• **RECORDS FOR THIS TASK**
⁂
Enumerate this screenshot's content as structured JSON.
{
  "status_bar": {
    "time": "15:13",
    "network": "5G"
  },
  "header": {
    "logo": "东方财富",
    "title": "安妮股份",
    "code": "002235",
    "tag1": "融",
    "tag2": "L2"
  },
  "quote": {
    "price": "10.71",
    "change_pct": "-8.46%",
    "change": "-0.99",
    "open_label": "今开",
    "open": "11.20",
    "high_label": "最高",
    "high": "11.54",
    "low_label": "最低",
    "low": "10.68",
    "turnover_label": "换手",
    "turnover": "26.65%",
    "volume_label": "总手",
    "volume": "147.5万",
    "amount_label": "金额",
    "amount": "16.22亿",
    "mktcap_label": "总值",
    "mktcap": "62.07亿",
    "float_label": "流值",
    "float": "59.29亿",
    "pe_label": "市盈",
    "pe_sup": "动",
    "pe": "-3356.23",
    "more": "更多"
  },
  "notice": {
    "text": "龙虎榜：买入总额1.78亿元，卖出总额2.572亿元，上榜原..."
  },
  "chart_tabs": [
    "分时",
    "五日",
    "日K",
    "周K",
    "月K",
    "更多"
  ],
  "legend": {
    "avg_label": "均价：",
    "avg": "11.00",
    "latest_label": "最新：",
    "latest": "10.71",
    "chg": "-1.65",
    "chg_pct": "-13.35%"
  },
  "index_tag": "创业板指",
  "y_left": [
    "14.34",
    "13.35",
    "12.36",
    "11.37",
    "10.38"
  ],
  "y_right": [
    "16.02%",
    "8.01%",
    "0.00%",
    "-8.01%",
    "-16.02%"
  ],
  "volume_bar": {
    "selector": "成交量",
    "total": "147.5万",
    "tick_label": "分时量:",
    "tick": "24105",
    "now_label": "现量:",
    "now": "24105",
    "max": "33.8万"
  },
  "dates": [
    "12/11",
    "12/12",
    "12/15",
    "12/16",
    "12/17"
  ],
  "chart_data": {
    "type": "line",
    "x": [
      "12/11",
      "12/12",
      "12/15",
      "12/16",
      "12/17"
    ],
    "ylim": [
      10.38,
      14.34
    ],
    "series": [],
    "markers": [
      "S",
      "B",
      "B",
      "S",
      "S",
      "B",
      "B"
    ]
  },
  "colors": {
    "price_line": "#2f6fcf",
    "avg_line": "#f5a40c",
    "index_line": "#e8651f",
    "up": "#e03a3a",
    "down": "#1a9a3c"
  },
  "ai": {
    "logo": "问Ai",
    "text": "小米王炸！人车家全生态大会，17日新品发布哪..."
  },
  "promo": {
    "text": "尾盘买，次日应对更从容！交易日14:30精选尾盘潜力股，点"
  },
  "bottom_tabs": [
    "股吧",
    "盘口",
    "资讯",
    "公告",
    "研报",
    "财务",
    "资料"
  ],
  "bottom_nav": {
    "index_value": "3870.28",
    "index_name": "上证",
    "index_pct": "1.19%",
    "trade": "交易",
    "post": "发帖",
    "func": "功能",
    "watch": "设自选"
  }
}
⁂
• **WRITTEN TASK**
Using the entries above, please restate each one word for word.

• **WRITTEN RESPONSE**
Enumerate this screenshot's content as structured JSON.
{
  "status_bar": {
    "time": "15:13",
    "network": "5G"
  },
  "header": {
    "logo": "东方财富",
    "title": "安妮股份",
    "code": "002235",
    "tag1": "融",
    "tag2": "L2"
  },
  "quote": {
    "price": "10.71",
    "change_pct": "-8.46%",
    "change": "-0.99",
    "open_label": "今开",
    "open": "11.20",
    "high_label": "最高",
    "high": "11.54",
    "low_label": "最低",
    "low": "10.68",
    "turnover_label": "换手",
    "turnover": "26.65%",
    "volume_label": "总手",
    "volume": "147.5万",
    "amount_label": "金额",
    "amount": "16.22亿",
    "mktcap_label": "总值",
    "mktcap": "62.07亿",
    "float_label": "流值",
    "float": "59.29亿",
    "pe_label": "市盈",
    "pe_sup": "动",
    "pe": "-3356.23",
    "more": "更多"
  },
  "notice": {
    "text": "龙虎榜：买入总额1.78亿元，卖出总额2.572亿元，上榜原..."
  },
  "chart_tabs": [
    "分时",
    "五日",
    "日K",
    "周K",
    "月K",
    "更多"
  ],
  "legend": {
    "avg_label": "均价：",
    "avg": "11.00",
    "latest_label": "最新：",
    "latest": "10.71",
    "chg": "-1.65",
    "chg_pct": "-13.35%"
  },
  "index_tag": "创业板指",
  "y_left": [
    "14.34",
    "13.35",
    "12.36",
    "11.37",
    "10.38"
  ],
  "y_right": [
    "16.02%",
    "8.01%",
    "0.00%",
    "-8.01%",
    "-16.02%"
  ],
  "volume_bar": {
    "selector": "成交量",
    "total": "147.5万",
    "tick_label": "分时量:",
    "tick": "24105",
    "now_label": "现量:",
    "now": "24105",
    "max": "33.8万"
  },
  "dates": [
    "12/11",
    "12/12",
    "12/15",
    "12/16",
    "12/17"
  ],
  "chart_data": {
    "type": "line",
    "x": [
      "12/11",
      "12/12",
      "12/15",
      "12/16",
      "12/17"
    ],
    "ylim": [
      10.38,
      14.34
    ],
    "series": [],
    "markers": [
      "S",
      "B",
      "B",
      "S",
      "S",
      "B",
      "B"
    ]
  },
  "colors": {
    "price_line": "#2f6fcf",
    "avg_line": "#f5a40c",
    "index_line": "#e8651f",
    "up": "#e03a3a",
    "down": "#1a9a3c"
  },
  "ai": {
    "logo": "问Ai",
    "text": "小米王炸！人车家全生态大会，17日新品发布哪..."
  },
  "promo": {
    "text": "尾盘买，次日应对更从容！交易日14:30精选尾盘潜力股，点"
  },
  "bottom_tabs": [
    "股吧",
    "盘口",
    "资讯",
    "公告",
    "研报",
    "财务",
    "资料"
  ],
  "bottom_nav": {
    "index_value": "3870.28",
    "index_name": "上证",
    "index_pct": "1.19%",
    "trade": "交易",
    "post": "发帖",
    "func": "功能",
    "watch": "设自选"
  }
}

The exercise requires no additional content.